- _Task goal_
Find and copy lines holding "Extreme".

* START Listed entries *

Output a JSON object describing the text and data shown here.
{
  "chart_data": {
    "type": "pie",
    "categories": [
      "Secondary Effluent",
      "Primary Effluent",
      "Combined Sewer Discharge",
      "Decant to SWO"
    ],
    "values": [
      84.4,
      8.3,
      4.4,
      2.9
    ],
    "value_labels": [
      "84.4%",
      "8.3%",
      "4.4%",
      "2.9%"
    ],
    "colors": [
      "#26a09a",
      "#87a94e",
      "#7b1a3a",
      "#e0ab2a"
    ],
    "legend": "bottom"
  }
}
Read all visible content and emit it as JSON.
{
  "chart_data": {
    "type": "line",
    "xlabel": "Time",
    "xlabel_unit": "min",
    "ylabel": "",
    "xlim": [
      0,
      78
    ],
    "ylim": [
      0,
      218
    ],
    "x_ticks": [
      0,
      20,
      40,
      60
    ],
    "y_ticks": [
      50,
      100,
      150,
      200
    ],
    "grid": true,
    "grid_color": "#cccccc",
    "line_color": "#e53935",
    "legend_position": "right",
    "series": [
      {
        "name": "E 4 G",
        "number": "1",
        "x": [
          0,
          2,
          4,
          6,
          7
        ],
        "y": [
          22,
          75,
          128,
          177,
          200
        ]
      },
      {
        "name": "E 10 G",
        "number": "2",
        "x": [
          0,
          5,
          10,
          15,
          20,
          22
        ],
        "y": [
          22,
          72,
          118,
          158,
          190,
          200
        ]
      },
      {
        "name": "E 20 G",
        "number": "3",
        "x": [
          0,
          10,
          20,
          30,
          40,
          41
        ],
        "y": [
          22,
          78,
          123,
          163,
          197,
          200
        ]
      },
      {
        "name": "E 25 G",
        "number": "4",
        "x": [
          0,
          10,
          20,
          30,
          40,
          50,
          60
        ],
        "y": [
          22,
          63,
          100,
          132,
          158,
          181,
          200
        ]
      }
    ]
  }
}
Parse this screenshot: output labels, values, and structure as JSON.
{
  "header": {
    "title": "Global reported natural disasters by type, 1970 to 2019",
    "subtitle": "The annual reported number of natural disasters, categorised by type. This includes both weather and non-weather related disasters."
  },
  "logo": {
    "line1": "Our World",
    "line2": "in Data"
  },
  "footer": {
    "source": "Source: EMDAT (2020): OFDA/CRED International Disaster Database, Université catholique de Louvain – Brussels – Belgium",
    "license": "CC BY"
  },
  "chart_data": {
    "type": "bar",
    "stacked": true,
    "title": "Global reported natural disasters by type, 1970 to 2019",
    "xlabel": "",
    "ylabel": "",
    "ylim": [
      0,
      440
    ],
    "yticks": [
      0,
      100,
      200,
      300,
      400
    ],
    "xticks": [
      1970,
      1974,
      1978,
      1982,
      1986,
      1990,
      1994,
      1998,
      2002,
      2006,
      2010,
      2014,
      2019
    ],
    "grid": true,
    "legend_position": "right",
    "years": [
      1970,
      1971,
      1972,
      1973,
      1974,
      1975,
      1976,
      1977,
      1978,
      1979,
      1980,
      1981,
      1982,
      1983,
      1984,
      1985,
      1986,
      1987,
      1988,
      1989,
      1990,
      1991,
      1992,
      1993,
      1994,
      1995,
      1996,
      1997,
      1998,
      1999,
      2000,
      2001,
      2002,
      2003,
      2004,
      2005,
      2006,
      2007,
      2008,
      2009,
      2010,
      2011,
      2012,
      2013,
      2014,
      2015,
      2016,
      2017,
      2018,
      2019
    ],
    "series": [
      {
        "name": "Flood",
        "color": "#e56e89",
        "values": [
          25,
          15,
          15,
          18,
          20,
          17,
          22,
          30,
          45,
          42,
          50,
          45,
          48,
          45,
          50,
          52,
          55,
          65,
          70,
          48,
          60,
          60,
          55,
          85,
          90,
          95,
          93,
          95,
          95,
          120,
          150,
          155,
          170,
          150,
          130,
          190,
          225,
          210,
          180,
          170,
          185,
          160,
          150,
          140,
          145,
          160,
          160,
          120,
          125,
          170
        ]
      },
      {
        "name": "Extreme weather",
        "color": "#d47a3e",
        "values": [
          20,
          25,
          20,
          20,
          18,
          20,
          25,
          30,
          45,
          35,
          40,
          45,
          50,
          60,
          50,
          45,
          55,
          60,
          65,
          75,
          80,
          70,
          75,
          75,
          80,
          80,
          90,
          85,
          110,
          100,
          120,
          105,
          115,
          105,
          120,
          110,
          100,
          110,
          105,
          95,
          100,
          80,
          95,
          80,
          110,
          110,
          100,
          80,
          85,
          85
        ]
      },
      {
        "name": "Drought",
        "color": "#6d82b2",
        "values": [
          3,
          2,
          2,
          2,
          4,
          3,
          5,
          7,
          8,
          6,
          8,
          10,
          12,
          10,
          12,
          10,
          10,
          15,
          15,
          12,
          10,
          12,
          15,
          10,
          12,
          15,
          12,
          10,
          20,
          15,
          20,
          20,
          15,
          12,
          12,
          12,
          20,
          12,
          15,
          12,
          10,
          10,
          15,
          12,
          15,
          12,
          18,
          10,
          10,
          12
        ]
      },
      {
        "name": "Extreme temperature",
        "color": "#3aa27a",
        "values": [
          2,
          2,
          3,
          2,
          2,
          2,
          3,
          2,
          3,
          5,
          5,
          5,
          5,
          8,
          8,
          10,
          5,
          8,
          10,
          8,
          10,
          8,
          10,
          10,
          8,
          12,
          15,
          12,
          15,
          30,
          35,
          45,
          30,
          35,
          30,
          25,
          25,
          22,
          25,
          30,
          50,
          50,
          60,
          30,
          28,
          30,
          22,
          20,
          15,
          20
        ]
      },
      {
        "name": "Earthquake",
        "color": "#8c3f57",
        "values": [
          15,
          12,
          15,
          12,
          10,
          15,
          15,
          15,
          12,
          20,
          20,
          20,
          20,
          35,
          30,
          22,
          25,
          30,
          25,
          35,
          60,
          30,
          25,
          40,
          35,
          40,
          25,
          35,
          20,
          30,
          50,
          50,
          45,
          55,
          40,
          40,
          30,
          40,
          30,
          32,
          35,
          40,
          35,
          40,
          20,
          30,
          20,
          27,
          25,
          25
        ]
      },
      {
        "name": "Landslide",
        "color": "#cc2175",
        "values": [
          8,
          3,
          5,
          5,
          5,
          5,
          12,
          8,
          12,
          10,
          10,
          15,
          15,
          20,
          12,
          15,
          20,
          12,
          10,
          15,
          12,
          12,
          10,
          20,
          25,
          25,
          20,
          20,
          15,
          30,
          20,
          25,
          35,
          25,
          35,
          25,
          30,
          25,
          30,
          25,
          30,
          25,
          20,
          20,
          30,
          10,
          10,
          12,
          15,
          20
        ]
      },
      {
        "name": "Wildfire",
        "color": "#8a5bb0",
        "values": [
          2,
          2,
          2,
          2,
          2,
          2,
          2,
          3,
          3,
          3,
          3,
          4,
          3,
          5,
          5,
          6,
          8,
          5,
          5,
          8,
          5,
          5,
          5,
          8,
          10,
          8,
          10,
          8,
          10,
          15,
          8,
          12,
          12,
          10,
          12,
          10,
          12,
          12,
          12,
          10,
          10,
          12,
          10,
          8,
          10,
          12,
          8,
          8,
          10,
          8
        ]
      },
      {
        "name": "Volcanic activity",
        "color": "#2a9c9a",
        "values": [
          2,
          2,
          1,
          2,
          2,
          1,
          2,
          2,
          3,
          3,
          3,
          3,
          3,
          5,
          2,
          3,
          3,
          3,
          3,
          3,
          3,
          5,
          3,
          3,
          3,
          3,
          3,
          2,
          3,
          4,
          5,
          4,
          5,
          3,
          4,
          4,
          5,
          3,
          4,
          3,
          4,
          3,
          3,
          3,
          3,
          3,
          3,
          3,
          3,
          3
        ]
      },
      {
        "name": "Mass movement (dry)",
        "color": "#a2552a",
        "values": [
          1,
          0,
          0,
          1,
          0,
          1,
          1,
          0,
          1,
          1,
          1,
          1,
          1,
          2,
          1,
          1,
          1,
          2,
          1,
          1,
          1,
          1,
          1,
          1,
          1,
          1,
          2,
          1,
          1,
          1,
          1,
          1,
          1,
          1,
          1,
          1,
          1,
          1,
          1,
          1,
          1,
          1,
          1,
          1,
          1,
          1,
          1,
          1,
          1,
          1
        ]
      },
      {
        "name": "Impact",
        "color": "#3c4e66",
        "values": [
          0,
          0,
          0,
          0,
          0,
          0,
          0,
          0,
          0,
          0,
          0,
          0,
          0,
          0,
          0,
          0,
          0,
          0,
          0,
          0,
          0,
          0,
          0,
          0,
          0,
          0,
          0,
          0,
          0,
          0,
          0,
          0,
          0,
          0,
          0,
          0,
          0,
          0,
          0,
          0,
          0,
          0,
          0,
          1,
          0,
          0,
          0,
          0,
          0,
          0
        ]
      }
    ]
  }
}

* END Listed entries *

- _Solution for this task_
        "name": "Extreme weather",
        "name": "Extreme temperature",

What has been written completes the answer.